> [AIM OF THE EXERCISE] What follows is a listing to be transcribed exactly.

> [DATA EXTRACT]
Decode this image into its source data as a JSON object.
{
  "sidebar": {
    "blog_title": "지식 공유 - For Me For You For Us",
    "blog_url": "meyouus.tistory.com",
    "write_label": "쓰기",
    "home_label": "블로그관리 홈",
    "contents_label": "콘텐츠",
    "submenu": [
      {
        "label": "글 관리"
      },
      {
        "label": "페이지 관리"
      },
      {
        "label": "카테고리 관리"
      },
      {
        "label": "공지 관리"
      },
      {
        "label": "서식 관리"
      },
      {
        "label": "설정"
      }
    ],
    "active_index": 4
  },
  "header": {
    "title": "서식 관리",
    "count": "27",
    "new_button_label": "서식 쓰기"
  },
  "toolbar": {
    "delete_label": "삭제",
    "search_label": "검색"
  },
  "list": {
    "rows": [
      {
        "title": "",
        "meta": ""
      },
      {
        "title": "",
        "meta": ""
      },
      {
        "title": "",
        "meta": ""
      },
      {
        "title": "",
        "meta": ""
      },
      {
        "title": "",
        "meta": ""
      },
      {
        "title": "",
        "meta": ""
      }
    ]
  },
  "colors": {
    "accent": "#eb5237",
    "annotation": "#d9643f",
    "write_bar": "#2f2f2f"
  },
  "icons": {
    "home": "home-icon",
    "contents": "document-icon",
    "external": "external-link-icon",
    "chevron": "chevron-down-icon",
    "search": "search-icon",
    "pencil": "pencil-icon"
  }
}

> [THE REPLY]
Decode this image into its source data as a JSON object.
{
  "sidebar": {
    "blog_title": "지식 공유 - For Me For You For Us",
    "blog_url": "meyouus.tistory.com",
    "write_label": "쓰기",
    "home_label": "블로그관리 홈",
    "contents_label": "콘텐츠",
    "submenu": [
      {
        "label": "글 관리"
      },
      {
        "label": "페이지 관리"
      },
      {
        "label": "카테고리 관리"
      },
      {
        "label": "공지 관리"
      },
      {
        "label": "서식 관리"
      },
      {
        "label": "설정"
      }
    ],
    "active_index": 4
  },
  "header": {
    "title": "서식 관리",
    "count": "27",
    "new_button_label": "서식 쓰기"
  },
  "toolbar": {
    "delete_label": "삭제",
    "search_label": "검색"
  },
  "list": {
    "rows": [
      {
        "title": "",
        "meta": ""
      },
      {
        "title": "",
        "meta": ""
      },
      {
        "title": "",
        "meta": ""
      },
      {
        "title": "",
        "meta": ""
      },
      {
        "title": "",
        "meta": ""
      },
      {
        "title": "",
        "meta": ""
      }
    ]
  },
  "colors": {
    "accent": "#eb5237",
    "annotation": "#d9643f",
    "write_bar": "#2f2f2f"
  },
  "icons": {
    "home": "home-icon",
    "contents": "document-icon",
    "external": "external-link-icon",
    "chevron": "chevron-down-icon",
    "search": "search-icon",
    "pencil": "pencil-icon"
  }
}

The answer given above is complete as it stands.